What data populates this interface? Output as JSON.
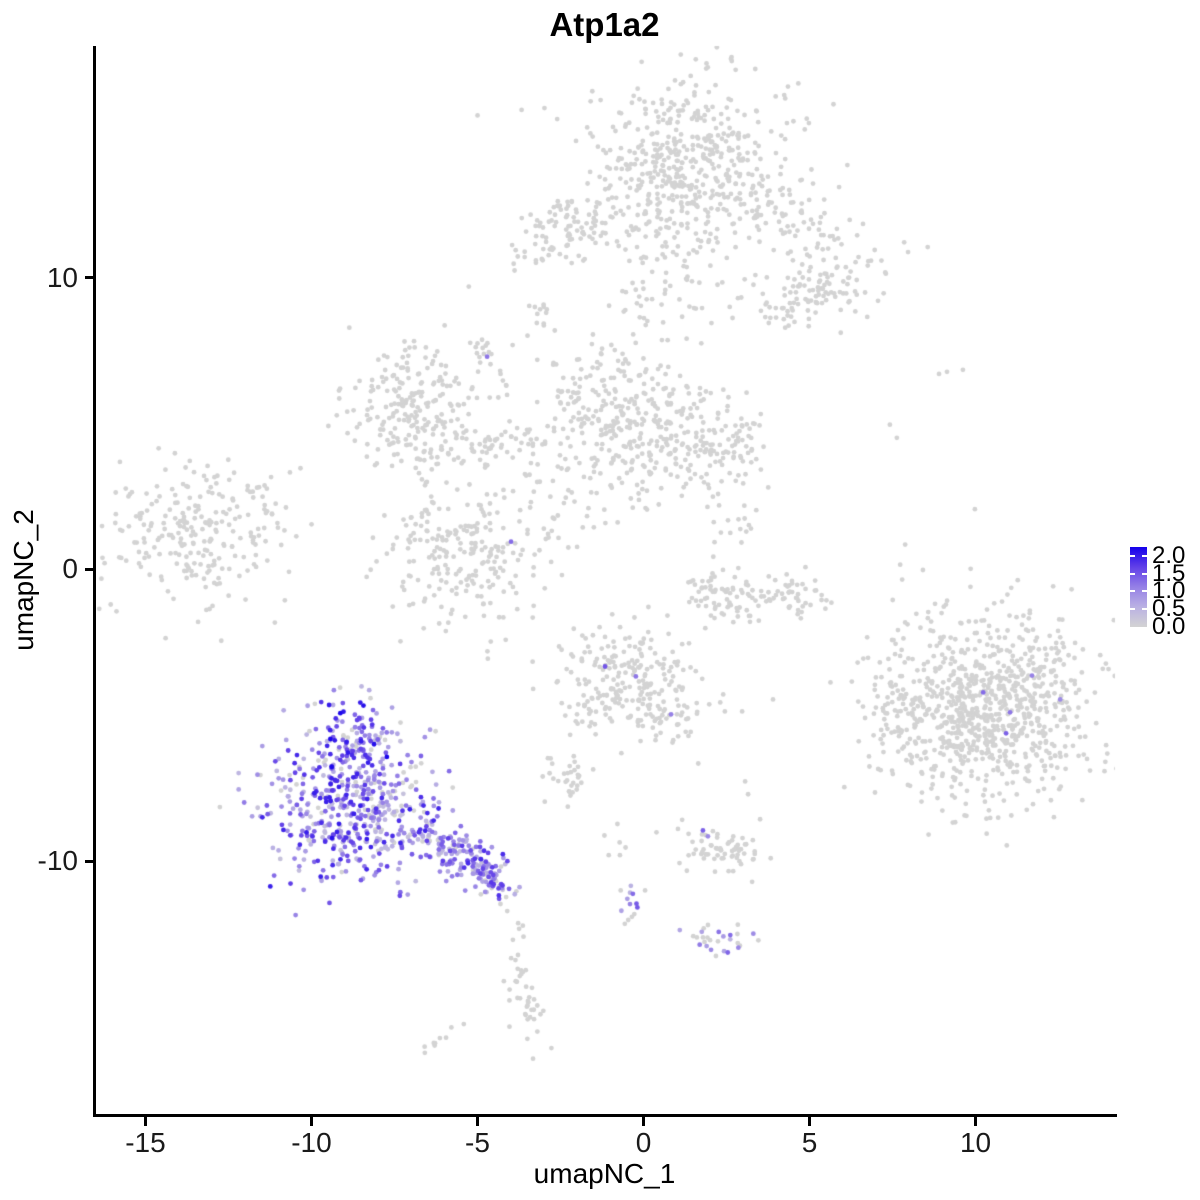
{
  "chart_data": {
    "type": "scatter",
    "title": "Atp1a2",
    "xlabel": "umapNC_1",
    "ylabel": "umapNC_2",
    "xlim": [
      -16.55,
      14.2
    ],
    "ylim": [
      -18.67,
      17.94
    ],
    "xticks": {
      "values": [
        -15,
        -10,
        -5,
        0,
        5,
        10
      ],
      "labels": [
        "-15",
        "-10",
        "-5",
        "0",
        "5",
        "10"
      ]
    },
    "yticks": {
      "values": [
        -10,
        0,
        10
      ],
      "labels": [
        "-10",
        "0",
        "10"
      ]
    },
    "grid": false,
    "legend": {
      "position": "right",
      "bar_max": 2.25,
      "tick_values": [
        0.5,
        1.0,
        1.5,
        2.0
      ],
      "labels": [
        {
          "value": 2.0,
          "text": "2.0"
        },
        {
          "value": 1.5,
          "text": "1.5"
        },
        {
          "value": 1.0,
          "text": "1.0"
        },
        {
          "value": 0.5,
          "text": "0.5"
        },
        {
          "value": 0.0,
          "text": "0.0"
        }
      ]
    },
    "colors": {
      "low": "#D3D3D3",
      "high": "#1400EB",
      "stops": [
        {
          "t": 0.0,
          "c": "#D3D3D3"
        },
        {
          "t": 0.25,
          "c": "#BAB1E3"
        },
        {
          "t": 0.5,
          "c": "#9580E6"
        },
        {
          "t": 0.75,
          "c": "#6140E8"
        },
        {
          "t": 1.0,
          "c": "#1400EB"
        }
      ]
    },
    "point_radius": 2.4,
    "seed": 1337,
    "clusters": [
      {
        "name": "top-main-blob",
        "cx": 1.34,
        "cy": 14.21,
        "sx": 1.51,
        "sy": 1.37,
        "n": 400,
        "p0": 1
      },
      {
        "name": "top-lower-stem",
        "cx": 0.74,
        "cy": 11.57,
        "sx": 0.9,
        "sy": 1.54,
        "n": 140,
        "p0": 1
      },
      {
        "name": "top-right-arm",
        "cx": 4.41,
        "cy": 11.91,
        "sx": 1.66,
        "sy": 0.68,
        "n": 130,
        "p0": 1,
        "rot": 28
      },
      {
        "name": "top-right-knob",
        "cx": 5.56,
        "cy": 9.62,
        "sx": 0.55,
        "sy": 0.5,
        "n": 45,
        "p0": 1
      },
      {
        "name": "top-right-lower-blob",
        "cx": 4.41,
        "cy": 9.03,
        "sx": 0.7,
        "sy": 0.5,
        "n": 55,
        "p0": 1
      },
      {
        "name": "upper-left-cluster",
        "cx": -2.36,
        "cy": 11.64,
        "sx": 1.0,
        "sy": 0.55,
        "n": 90,
        "p0": 1,
        "rot": -20
      },
      {
        "name": "upper-left-hook",
        "cx": -2.58,
        "cy": 12.42,
        "sx": 0.3,
        "sy": 0.25,
        "n": 12,
        "p0": 1
      },
      {
        "name": "mid-upper-streak",
        "cx": -2.97,
        "cy": 8.73,
        "sx": 0.18,
        "sy": 0.4,
        "n": 12,
        "p0": 1,
        "rot": -35
      },
      {
        "name": "small-clump-west",
        "cx": -4.74,
        "cy": 7.36,
        "sx": 0.28,
        "sy": 0.38,
        "n": 16,
        "p0": 1
      },
      {
        "name": "top-stem-chain",
        "cx": 0.05,
        "cy": 8.14,
        "sx": 0.22,
        "sy": 0.85,
        "n": 10,
        "p0": 1
      },
      {
        "name": "west-trail",
        "cx": -4.17,
        "cy": 5.82,
        "sx": 0.15,
        "sy": 0.7,
        "n": 7,
        "p0": 1
      },
      {
        "name": "mid-blob-A",
        "cx": -6.97,
        "cy": 5.54,
        "sx": 0.92,
        "sy": 1.05,
        "n": 220,
        "p0": 1
      },
      {
        "name": "mid-arm-AB",
        "cx": -4.68,
        "cy": 4.38,
        "sx": 1.3,
        "sy": 0.4,
        "n": 65,
        "p0": 1,
        "rot": -10
      },
      {
        "name": "mid-blob-B",
        "cx": -0.77,
        "cy": 5.13,
        "sx": 1.2,
        "sy": 1.4,
        "n": 280,
        "p0": 1
      },
      {
        "name": "mid-blob-C",
        "cx": 1.7,
        "cy": 4.24,
        "sx": 1.1,
        "sy": 0.95,
        "n": 170,
        "p0": 1
      },
      {
        "name": "mid-blob-D",
        "cx": -5.38,
        "cy": 0.4,
        "sx": 1.4,
        "sy": 1.25,
        "n": 230,
        "p0": 1
      },
      {
        "name": "mid-sparse-fill",
        "cx": -2.97,
        "cy": 2.56,
        "sx": 1.1,
        "sy": 1.3,
        "n": 38,
        "p0": 1
      },
      {
        "name": "far-left-cluster",
        "cx": -13.48,
        "cy": 1.16,
        "sx": 1.45,
        "sy": 1.25,
        "n": 250,
        "p0": 1
      },
      {
        "name": "crescent-left-tip",
        "cx": 2.18,
        "cy": -0.55,
        "sx": 0.42,
        "sy": 0.38,
        "n": 32,
        "p0": 1
      },
      {
        "name": "crescent-mid",
        "cx": 3.36,
        "cy": -1.03,
        "sx": 0.8,
        "sy": 0.4,
        "n": 60,
        "p0": 1
      },
      {
        "name": "crescent-right",
        "cx": 4.59,
        "cy": -0.73,
        "sx": 0.5,
        "sy": 0.35,
        "n": 32,
        "p0": 1
      },
      {
        "name": "crescent-upper-spray",
        "cx": 2.76,
        "cy": 1.47,
        "sx": 0.32,
        "sy": 0.7,
        "n": 13,
        "p0": 1
      },
      {
        "name": "right-big-cluster",
        "cx": 10.29,
        "cy": -4.66,
        "sx": 1.62,
        "sy": 1.6,
        "n": 880,
        "p0": 1
      },
      {
        "name": "right-cluster-arm",
        "cx": 7.61,
        "cy": -5.01,
        "sx": 0.5,
        "sy": 0.7,
        "n": 45,
        "p0": 1
      },
      {
        "name": "center-bottom-blob",
        "cx": -0.56,
        "cy": -3.77,
        "sx": 1.0,
        "sy": 1.0,
        "n": 225,
        "p0": 1
      },
      {
        "name": "center-bottom-arm-se",
        "cx": 0.68,
        "cy": -5.04,
        "sx": 0.45,
        "sy": 0.38,
        "n": 28,
        "p0": 1
      },
      {
        "name": "center-bottom-arm-sw",
        "cx": -1.7,
        "cy": -5.25,
        "sx": 0.28,
        "sy": 0.5,
        "n": 12,
        "p0": 1
      },
      {
        "name": "small-blob-southcenter",
        "cx": -2.3,
        "cy": -7.1,
        "sx": 0.33,
        "sy": 0.42,
        "n": 32,
        "p0": 1
      },
      {
        "name": "purple-upper-lobe",
        "cx": -8.63,
        "cy": -5.83,
        "sx": 0.8,
        "sy": 0.72,
        "n": 130,
        "p0": 0.1,
        "vmin": 0.4,
        "vmax": 2.2
      },
      {
        "name": "purple-main-body",
        "cx": -8.78,
        "cy": -8.29,
        "sx": 1.3,
        "sy": 1.15,
        "n": 460,
        "p0": 0.12,
        "vmin": 0.25,
        "vmax": 2.0
      },
      {
        "name": "purple-tail-1",
        "cx": -6.22,
        "cy": -9.29,
        "sx": 0.5,
        "sy": 0.4,
        "n": 65,
        "p0": 0.15,
        "vmin": 0.3,
        "vmax": 1.9,
        "rot": 33
      },
      {
        "name": "purple-tail-2",
        "cx": -5.35,
        "cy": -9.87,
        "sx": 0.5,
        "sy": 0.4,
        "n": 65,
        "p0": 0.15,
        "vmin": 0.3,
        "vmax": 1.9,
        "rot": 33
      },
      {
        "name": "purple-tail-3",
        "cx": -4.56,
        "cy": -10.49,
        "sx": 0.45,
        "sy": 0.38,
        "n": 55,
        "p0": 0.15,
        "vmin": 0.3,
        "vmax": 1.9,
        "rot": 33
      },
      {
        "name": "below-tail-trail",
        "cx": -4.05,
        "cy": -12.16,
        "sx": 0.13,
        "sy": 0.75,
        "n": 6,
        "p0": 1
      },
      {
        "name": "bottom-grey-streak",
        "cx": -3.6,
        "cy": -14.56,
        "sx": 0.22,
        "sy": 0.9,
        "n": 42,
        "p0": 1,
        "rot": -12
      },
      {
        "name": "bottom-grey-dash",
        "cx": -6.13,
        "cy": -16.17,
        "sx": 0.3,
        "sy": 0.1,
        "n": 9,
        "p0": 1,
        "rot": -35
      },
      {
        "name": "south-cluster-grey",
        "cx": 2.27,
        "cy": -9.63,
        "sx": 0.8,
        "sy": 0.38,
        "n": 68,
        "p0": 1,
        "rot": 8
      },
      {
        "name": "south-purple-streak",
        "cx": -0.32,
        "cy": -11.55,
        "sx": 0.18,
        "sy": 0.55,
        "n": 14,
        "p0": 0.45,
        "vmin": 0.5,
        "vmax": 1.6,
        "rot": -8
      },
      {
        "name": "south-streak-lead-in",
        "cx": -0.83,
        "cy": -9.6,
        "sx": 0.15,
        "sy": 0.45,
        "n": 6,
        "p0": 1
      },
      {
        "name": "south-mixed-cluster",
        "cx": 2.24,
        "cy": -12.68,
        "sx": 0.48,
        "sy": 0.3,
        "n": 28,
        "p0": 0.55,
        "vmin": 0.5,
        "vmax": 1.5
      }
    ],
    "extra_points": [
      {
        "x": -4.71,
        "y": 7.29,
        "v": 1.2
      },
      {
        "x": -3.99,
        "y": 0.95,
        "v": 1.3
      },
      {
        "x": 1.79,
        "y": -8.95,
        "v": 1.4
      },
      {
        "x": 1.94,
        "y": -9.15,
        "v": 1.0
      },
      {
        "x": -1.16,
        "y": -3.33,
        "v": 1.5
      },
      {
        "x": -0.23,
        "y": -3.67,
        "v": 1.2
      },
      {
        "x": 0.83,
        "y": -4.97,
        "v": 1.1
      },
      {
        "x": 11.7,
        "y": -3.64,
        "v": 1.1
      },
      {
        "x": 10.23,
        "y": -4.22,
        "v": 1.3
      },
      {
        "x": 12.55,
        "y": -4.46,
        "v": 1.0
      },
      {
        "x": 11.04,
        "y": -4.9,
        "v": 1.2
      },
      {
        "x": 10.92,
        "y": -5.62,
        "v": 1.4
      },
      {
        "x": -7.73,
        "y": -6.43,
        "v": 2.2
      },
      {
        "x": -9.47,
        "y": -4.65,
        "v": 2.0
      },
      {
        "x": -9.38,
        "y": -9.21,
        "v": 2.1
      },
      {
        "x": 7.42,
        "y": 4.96,
        "v": 0
      },
      {
        "x": 7.63,
        "y": 4.51,
        "v": 0
      },
      {
        "x": 9.14,
        "y": 6.77,
        "v": 0
      },
      {
        "x": 8.9,
        "y": 6.7,
        "v": 0
      },
      {
        "x": 9.62,
        "y": 6.84,
        "v": 0
      },
      {
        "x": 7.88,
        "y": 0.85,
        "v": 0
      },
      {
        "x": 7.73,
        "y": 0.16,
        "v": 0
      },
      {
        "x": 7.79,
        "y": -0.35,
        "v": 0
      },
      {
        "x": 7.88,
        "y": -1.82,
        "v": 0
      },
      {
        "x": -11.76,
        "y": 0.92,
        "v": 0
      },
      {
        "x": -11.64,
        "y": 2.8,
        "v": 0
      },
      {
        "x": -12.24,
        "y": 2.15,
        "v": 0
      },
      {
        "x": -11.01,
        "y": 1.43,
        "v": 0
      },
      {
        "x": 2.45,
        "y": -4.87,
        "v": 0
      },
      {
        "x": 2.97,
        "y": -4.87,
        "v": 0
      },
      {
        "x": 3.06,
        "y": -7.27,
        "v": 0
      },
      {
        "x": 3.15,
        "y": -7.71,
        "v": 0
      },
      {
        "x": 3.9,
        "y": -4.46,
        "v": 0
      }
    ]
  }
}
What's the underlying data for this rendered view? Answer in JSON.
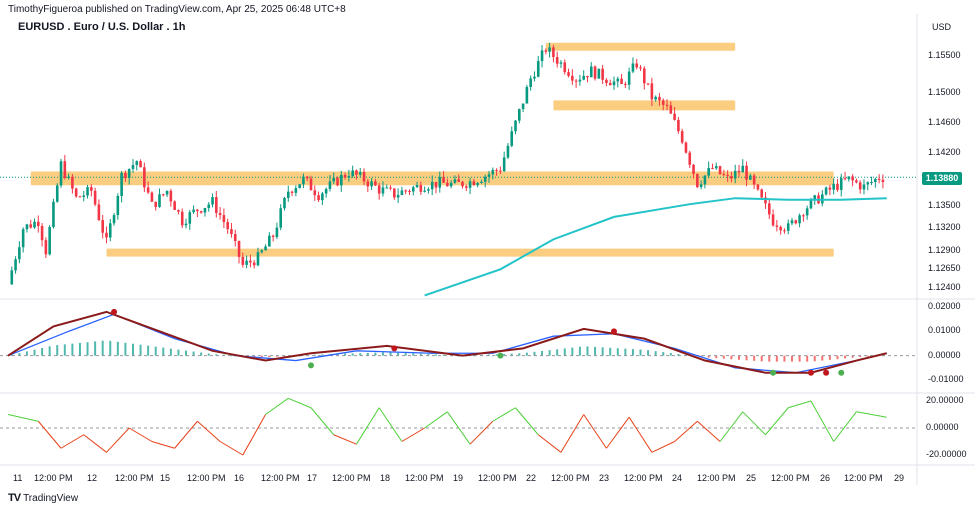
{
  "header": {
    "published": "TimothyFigueroa published on TradingView.com, Apr 25, 2025 06:48 UTC+8",
    "symbol_title": "EURUSD . Euro / U.S. Dollar . 1h",
    "currency": "USD",
    "brand": "TradingView",
    "brand_logo": "TV"
  },
  "chart_data": {
    "type": "candlestick",
    "symbol": "EURUSD",
    "timeframe": "1h",
    "last_price": "1.13880",
    "price_axis": [
      "1.15500",
      "1.15000",
      "1.14600",
      "1.14200",
      "1.13500",
      "1.13200",
      "1.12900",
      "1.12650",
      "1.12400"
    ],
    "x_ticks": [
      "11",
      "12:00 PM",
      "12",
      "12:00 PM",
      "15",
      "12:00 PM",
      "16",
      "12:00 PM",
      "17",
      "12:00 PM",
      "18",
      "12:00 PM",
      "19",
      "12:00 PM",
      "22",
      "12:00 PM",
      "23",
      "12:00 PM",
      "24",
      "12:00 PM",
      "25",
      "12:00 PM",
      "26",
      "12:00 PM",
      "29"
    ],
    "close_path": [
      [
        0,
        1.1245
      ],
      [
        2,
        1.132
      ],
      [
        4,
        1.133
      ],
      [
        5,
        1.129
      ],
      [
        7,
        1.1405
      ],
      [
        9,
        1.136
      ],
      [
        11,
        1.137
      ],
      [
        13,
        1.13
      ],
      [
        15,
        1.139
      ],
      [
        17,
        1.141
      ],
      [
        19,
        1.135
      ],
      [
        21,
        1.137
      ],
      [
        23,
        1.133
      ],
      [
        25,
        1.1345
      ],
      [
        27,
        1.1355
      ],
      [
        29,
        1.132
      ],
      [
        31,
        1.127
      ],
      [
        33,
        1.128
      ],
      [
        35,
        1.131
      ],
      [
        37,
        1.137
      ],
      [
        39,
        1.1385
      ],
      [
        41,
        1.1365
      ],
      [
        43,
        1.138
      ],
      [
        45,
        1.1395
      ],
      [
        47,
        1.1385
      ],
      [
        49,
        1.1372
      ],
      [
        51,
        1.1365
      ],
      [
        53,
        1.1372
      ],
      [
        55,
        1.1378
      ],
      [
        57,
        1.138
      ],
      [
        59,
        1.1378
      ],
      [
        61,
        1.1382
      ],
      [
        63,
        1.139
      ],
      [
        65,
        1.14
      ],
      [
        67,
        1.146
      ],
      [
        69,
        1.152
      ],
      [
        71,
        1.156
      ],
      [
        73,
        1.154
      ],
      [
        75,
        1.152
      ],
      [
        77,
        1.153
      ],
      [
        79,
        1.152
      ],
      [
        81,
        1.151
      ],
      [
        83,
        1.154
      ],
      [
        85,
        1.1495
      ],
      [
        87,
        1.148
      ],
      [
        89,
        1.144
      ],
      [
        91,
        1.138
      ],
      [
        93,
        1.14
      ],
      [
        95,
        1.1385
      ],
      [
        97,
        1.14
      ],
      [
        99,
        1.1365
      ],
      [
        101,
        1.133
      ],
      [
        103,
        1.132
      ],
      [
        105,
        1.1345
      ],
      [
        107,
        1.136
      ],
      [
        109,
        1.1375
      ],
      [
        111,
        1.1385
      ],
      [
        113,
        1.1375
      ],
      [
        115,
        1.1388
      ]
    ],
    "moving_average": {
      "color": "#22c3c9",
      "points": [
        [
          55,
          1.123
        ],
        [
          65,
          1.1265
        ],
        [
          72,
          1.1305
        ],
        [
          80,
          1.1335
        ],
        [
          90,
          1.1352
        ],
        [
          96,
          1.136
        ],
        [
          103,
          1.1358
        ],
        [
          110,
          1.1358
        ],
        [
          116,
          1.136
        ]
      ]
    },
    "zones": [
      {
        "price_top": 1.1565,
        "price_bottom": 1.156,
        "x_start": 71,
        "x_end": 96,
        "color": "#f9c46b",
        "label": "resistance-top"
      },
      {
        "price_top": 1.1488,
        "price_bottom": 1.148,
        "x_start": 72,
        "x_end": 96,
        "color": "#f9c46b",
        "label": "resistance-mid"
      },
      {
        "price_top": 1.1393,
        "price_bottom": 1.138,
        "x_start": 3,
        "x_end": 109,
        "color": "#f9c46b",
        "label": "pivot-zone"
      },
      {
        "price_top": 1.129,
        "price_bottom": 1.1286,
        "x_start": 13,
        "x_end": 109,
        "color": "#f9c46b",
        "label": "support"
      }
    ],
    "macd": {
      "axis": [
        "0.02000",
        "0.01000",
        "0.00000",
        "-0.01000"
      ],
      "fast": [
        [
          0,
          0.0,
          0
        ],
        [
          6,
          0.012,
          0
        ],
        [
          13,
          0.018,
          0
        ],
        [
          20,
          0.01,
          0
        ],
        [
          27,
          0.002,
          0
        ],
        [
          34,
          -0.002,
          0
        ],
        [
          40,
          0.001,
          0
        ],
        [
          50,
          0.004,
          0
        ],
        [
          60,
          0.0,
          0
        ],
        [
          68,
          0.003,
          0
        ],
        [
          76,
          0.011,
          0
        ],
        [
          84,
          0.007,
          0
        ],
        [
          92,
          -0.002,
          0
        ],
        [
          100,
          -0.007,
          0
        ],
        [
          106,
          -0.007,
          0
        ],
        [
          112,
          -0.002,
          0
        ],
        [
          116,
          0.001,
          0
        ]
      ],
      "slow": [
        [
          0,
          0.0,
          0
        ],
        [
          8,
          0.01,
          0
        ],
        [
          14,
          0.017,
          0
        ],
        [
          22,
          0.007,
          0
        ],
        [
          30,
          0.0,
          0
        ],
        [
          38,
          -0.002,
          0
        ],
        [
          46,
          0.002,
          0
        ],
        [
          56,
          0.001,
          0
        ],
        [
          64,
          0.001,
          0
        ],
        [
          72,
          0.008,
          0
        ],
        [
          80,
          0.009,
          0
        ],
        [
          88,
          0.003,
          0
        ],
        [
          96,
          -0.005,
          0
        ],
        [
          104,
          -0.007,
          0
        ],
        [
          112,
          -0.002,
          0
        ],
        [
          116,
          0.001,
          0
        ]
      ],
      "cross_dots": [
        [
          14,
          0.018,
          "#c0161c"
        ],
        [
          40,
          -0.004,
          "#4caf50"
        ],
        [
          51,
          0.003,
          "#c0161c"
        ],
        [
          65,
          0.0,
          "#4caf50"
        ],
        [
          80,
          0.01,
          "#c0161c"
        ],
        [
          101,
          -0.007,
          "#4caf50"
        ],
        [
          106,
          -0.007,
          "#c0161c"
        ],
        [
          108,
          -0.007,
          "#c0161c"
        ],
        [
          110,
          -0.007,
          "#4caf50"
        ]
      ]
    },
    "oscillator": {
      "axis": [
        "20.00000",
        "0.00000",
        "-20.00000"
      ],
      "series": [
        [
          0,
          10
        ],
        [
          4,
          5
        ],
        [
          7,
          -15
        ],
        [
          10,
          -5
        ],
        [
          13,
          -18
        ],
        [
          16,
          0
        ],
        [
          19,
          -10
        ],
        [
          22,
          -15
        ],
        [
          25,
          5
        ],
        [
          28,
          -10
        ],
        [
          31,
          -20
        ],
        [
          34,
          10
        ],
        [
          37,
          22
        ],
        [
          40,
          15
        ],
        [
          43,
          -5
        ],
        [
          46,
          -12
        ],
        [
          49,
          15
        ],
        [
          52,
          -10
        ],
        [
          55,
          0
        ],
        [
          58,
          12
        ],
        [
          61,
          -12
        ],
        [
          64,
          5
        ],
        [
          67,
          15
        ],
        [
          70,
          -5
        ],
        [
          73,
          -18
        ],
        [
          76,
          10
        ],
        [
          79,
          -15
        ],
        [
          82,
          8
        ],
        [
          85,
          -18
        ],
        [
          88,
          -10
        ],
        [
          91,
          5
        ],
        [
          94,
          -10
        ],
        [
          97,
          12
        ],
        [
          100,
          -5
        ],
        [
          103,
          15
        ],
        [
          106,
          20
        ],
        [
          109,
          -10
        ],
        [
          112,
          12
        ],
        [
          116,
          8
        ]
      ]
    }
  }
}
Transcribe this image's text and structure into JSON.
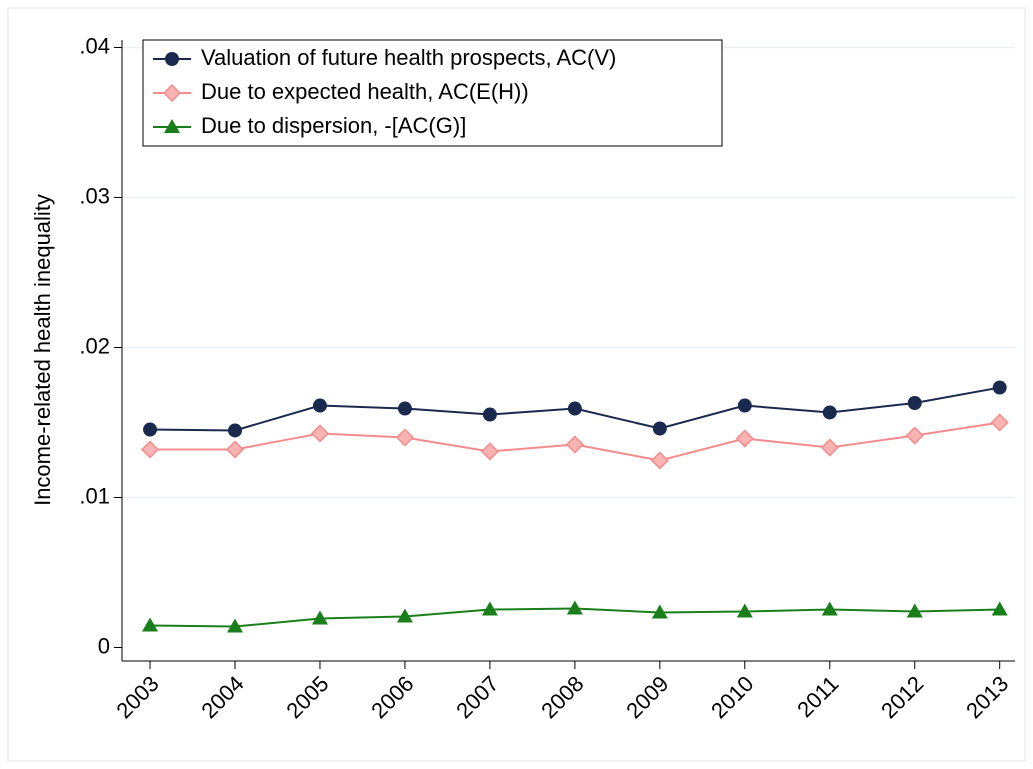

★ ★ ★ ★

▸ **What this task involves**:
Show the lines from the data above that contain the string "main".

▸ **Output of the exercise**:
        "name": "top-main-blob",
        "name": "purple-main-body",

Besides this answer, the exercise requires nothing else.